**Aim of the exercise**
Go through the listing below and gather every line with the word "المؤلف".

**Extracted entries**
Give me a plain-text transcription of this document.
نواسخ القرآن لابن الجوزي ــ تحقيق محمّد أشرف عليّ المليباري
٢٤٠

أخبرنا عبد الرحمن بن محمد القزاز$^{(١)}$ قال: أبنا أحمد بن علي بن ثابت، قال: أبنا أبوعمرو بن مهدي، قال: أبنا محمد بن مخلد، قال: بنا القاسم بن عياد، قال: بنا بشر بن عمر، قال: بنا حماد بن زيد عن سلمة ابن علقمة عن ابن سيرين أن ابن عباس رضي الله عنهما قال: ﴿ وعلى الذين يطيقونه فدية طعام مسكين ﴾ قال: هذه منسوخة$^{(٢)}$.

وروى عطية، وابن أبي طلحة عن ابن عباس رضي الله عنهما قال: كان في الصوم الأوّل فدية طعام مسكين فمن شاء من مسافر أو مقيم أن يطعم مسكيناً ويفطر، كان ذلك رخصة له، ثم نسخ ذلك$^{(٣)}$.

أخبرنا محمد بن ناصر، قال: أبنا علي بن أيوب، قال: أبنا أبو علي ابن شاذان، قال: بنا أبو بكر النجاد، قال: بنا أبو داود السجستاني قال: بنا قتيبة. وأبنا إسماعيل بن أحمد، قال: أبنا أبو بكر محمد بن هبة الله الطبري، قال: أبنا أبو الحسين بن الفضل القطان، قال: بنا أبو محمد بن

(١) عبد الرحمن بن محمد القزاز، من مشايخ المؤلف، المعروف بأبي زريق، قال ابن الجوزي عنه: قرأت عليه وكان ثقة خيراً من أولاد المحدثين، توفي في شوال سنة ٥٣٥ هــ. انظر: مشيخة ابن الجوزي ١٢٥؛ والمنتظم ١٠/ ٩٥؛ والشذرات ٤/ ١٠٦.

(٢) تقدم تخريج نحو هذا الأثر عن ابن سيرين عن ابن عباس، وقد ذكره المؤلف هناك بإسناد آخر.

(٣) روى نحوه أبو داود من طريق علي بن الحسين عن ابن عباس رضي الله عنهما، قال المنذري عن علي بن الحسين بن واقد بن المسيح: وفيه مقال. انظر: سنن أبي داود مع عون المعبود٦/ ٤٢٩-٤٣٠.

---

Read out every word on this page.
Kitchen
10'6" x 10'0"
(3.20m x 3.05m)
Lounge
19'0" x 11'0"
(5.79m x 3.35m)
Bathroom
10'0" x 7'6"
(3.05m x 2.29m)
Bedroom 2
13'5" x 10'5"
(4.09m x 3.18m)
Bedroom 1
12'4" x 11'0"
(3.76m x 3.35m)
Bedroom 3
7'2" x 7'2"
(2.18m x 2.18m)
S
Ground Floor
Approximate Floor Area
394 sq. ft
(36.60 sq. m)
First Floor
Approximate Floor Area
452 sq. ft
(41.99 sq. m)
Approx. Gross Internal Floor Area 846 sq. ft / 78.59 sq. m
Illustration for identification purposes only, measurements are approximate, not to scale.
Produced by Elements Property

**Task output**
(١) عبد الرحمن بن محمد القزاز، من مشايخ المؤلف، المعروف بأبي زريق، قال ابن الجوزي عنه: قرأت عليه وكان ثقة خيراً من أولاد المحدثين، توفي في شوال سنة ٥٣٥ هــ. انظر: مشيخة ابن الجوزي ١٢٥؛ والمنتظم ١٠/ ٩٥؛ والشذرات ٤/ ١٠٦.
(٢) تقدم تخريج نحو هذا الأثر عن ابن سيرين عن ابن عباس، وقد ذكره المؤلف هناك بإسناد آخر.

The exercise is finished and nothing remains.